• [WHAT YOU ARE ASKED TO DO] Say how many lines contain the string "Allele". Give no other output.

• [SUPPLIED MATERIAL]
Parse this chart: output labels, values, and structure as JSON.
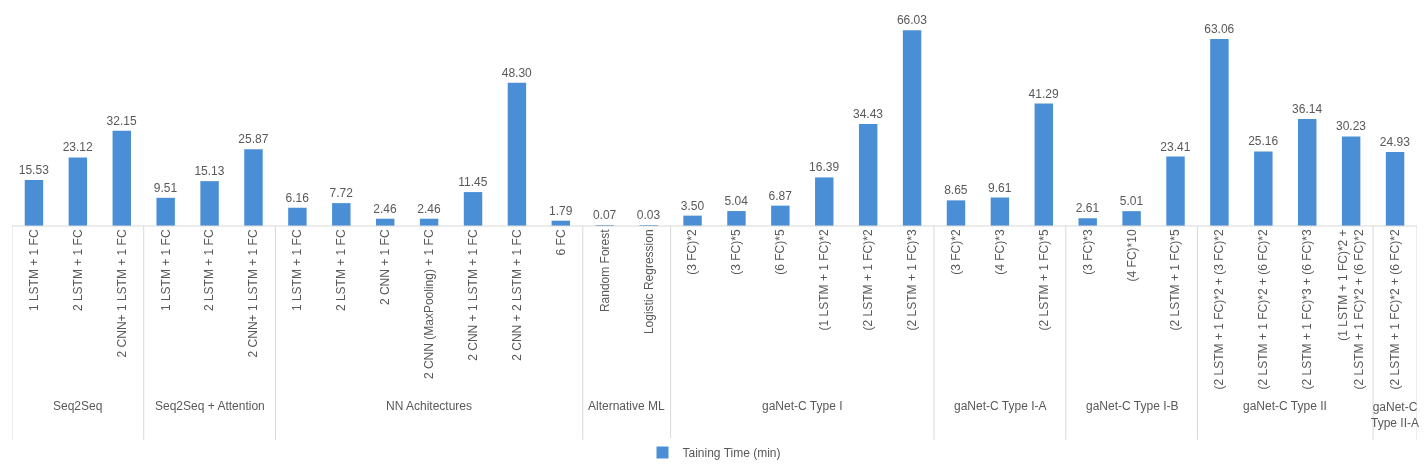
{
  "chart_data": {
    "type": "bar",
    "categories": [
      "1 LSTM + 1 FC",
      "2 LSTM + 1 FC",
      "2 CNN+ 1 LSTM + 1 FC",
      "1 LSTM + 1 FC",
      "2 LSTM + 1 FC",
      "2 CNN+ 1 LSTM + 1 FC",
      "1 LSTM + 1 FC",
      "2 LSTM + 1 FC",
      "2 CNN + 1 FC",
      "2 CNN (MaxPooling) + 1 FC",
      "2 CNN + 1 LSTM + 1 FC",
      "2 CNN + 2 LSTM + 1 FC",
      "6 FC",
      "Random Forest",
      "Logistic Regression",
      "(3 FC)*2",
      "(3 FC)*5",
      "(6 FC)*5",
      "(1 LSTM + 1 FC)*2",
      "(2 LSTM + 1 FC)*2",
      "(2 LSTM + 1 FC)*3",
      "(3 FC)*2",
      "(4 FC)*3",
      "(2 LSTM + 1 FC)*5",
      "(3 FC)*3",
      "(4 FC)*10",
      "(2 LSTM + 1 FC)*5",
      "(2 LSTM + 1 FC)*2 + (3 FC)*2",
      "(2 LSTM + 1 FC)*2 + (6 FC)*2",
      "(2 LSTM + 1 FC)*3 + (6 FC)*3",
      "(1 LSTM + 1 FC)*2 + (2 LSTM + 1 FC)*2 + (6 FC)*2",
      "(2 LSTM + 1 FC)*2 + (6 FC)*2"
    ],
    "series": [
      {
        "name": "Taining Time (min)",
        "color": "#4a8fd6",
        "values": [
          15.53,
          23.12,
          32.15,
          9.51,
          15.13,
          25.87,
          6.16,
          7.72,
          2.46,
          2.46,
          11.45,
          48.3,
          1.79,
          0.07,
          0.03,
          3.5,
          5.04,
          6.87,
          16.39,
          34.43,
          66.03,
          8.65,
          9.61,
          41.29,
          2.61,
          5.01,
          23.41,
          63.06,
          25.16,
          36.14,
          30.23,
          24.93
        ],
        "value_labels": [
          "15.53",
          "23.12",
          "32.15",
          "9.51",
          "15.13",
          "25.87",
          "6.16",
          "7.72",
          "2.46",
          "2.46",
          "11.45",
          "48.30",
          "1.79",
          "0.07",
          "0.03",
          "3.50",
          "5.04",
          "6.87",
          "16.39",
          "34.43",
          "66.03",
          "8.65",
          "9.61",
          "41.29",
          "2.61",
          "5.01",
          "23.41",
          "63.06",
          "25.16",
          "36.14",
          "30.23",
          "24.93"
        ]
      }
    ],
    "annotations": [
      "Seq2Seq",
      "Seq2Seq + Attention",
      "NN Achitectures",
      "Alternative ML",
      "gaNet-C Type I",
      "gaNet-C Type I-A",
      "gaNet-C Type I-B",
      "gaNet-C Type II",
      "gaNet-C Type II-A"
    ],
    "legend": "bottom"
  }
}
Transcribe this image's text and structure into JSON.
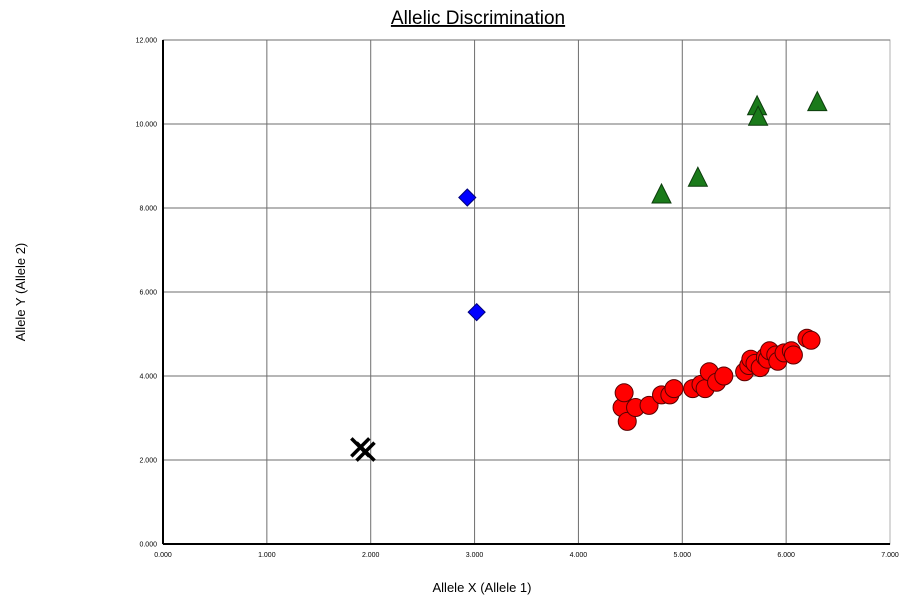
{
  "chart_data": {
    "type": "scatter",
    "title": "Allelic Discrimination",
    "xlabel": "Allele X (Allele 1)",
    "ylabel": "Allele Y (Allele 2)",
    "xlim": [
      0,
      7
    ],
    "ylim": [
      0,
      12
    ],
    "xticks": [
      "0.000",
      "1.000",
      "2.000",
      "3.000",
      "4.000",
      "5.000",
      "6.000",
      "7.000"
    ],
    "yticks": [
      "0.000",
      "2.000",
      "4.000",
      "6.000",
      "8.000",
      "10.000",
      "12.000"
    ],
    "grid": true,
    "series": [
      {
        "marker": "x",
        "color": "#000000",
        "points": [
          [
            1.9,
            2.3
          ],
          [
            1.95,
            2.2
          ]
        ]
      },
      {
        "marker": "diamond",
        "color": "#0000ff",
        "points": [
          [
            2.93,
            8.25
          ],
          [
            3.02,
            5.52
          ]
        ]
      },
      {
        "marker": "triangle",
        "color": "#1a7a1a",
        "points": [
          [
            4.8,
            8.3
          ],
          [
            5.15,
            8.7
          ],
          [
            5.72,
            10.4
          ],
          [
            5.73,
            10.15
          ],
          [
            6.3,
            10.5
          ]
        ]
      },
      {
        "marker": "circle",
        "color": "#ff0000",
        "points": [
          [
            4.42,
            3.25
          ],
          [
            4.44,
            3.6
          ],
          [
            4.47,
            2.92
          ],
          [
            4.55,
            3.25
          ],
          [
            4.68,
            3.3
          ],
          [
            4.8,
            3.55
          ],
          [
            4.88,
            3.55
          ],
          [
            4.92,
            3.7
          ],
          [
            5.1,
            3.7
          ],
          [
            5.18,
            3.8
          ],
          [
            5.22,
            3.7
          ],
          [
            5.26,
            4.1
          ],
          [
            5.33,
            3.85
          ],
          [
            5.4,
            4.0
          ],
          [
            5.6,
            4.1
          ],
          [
            5.64,
            4.25
          ],
          [
            5.66,
            4.4
          ],
          [
            5.7,
            4.3
          ],
          [
            5.75,
            4.2
          ],
          [
            5.8,
            4.45
          ],
          [
            5.82,
            4.4
          ],
          [
            5.84,
            4.6
          ],
          [
            5.9,
            4.5
          ],
          [
            5.92,
            4.35
          ],
          [
            5.98,
            4.55
          ],
          [
            6.05,
            4.6
          ],
          [
            6.07,
            4.5
          ],
          [
            6.2,
            4.9
          ],
          [
            6.24,
            4.85
          ]
        ]
      }
    ]
  }
}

• [ANSWER TO THIS EXERCISE] 2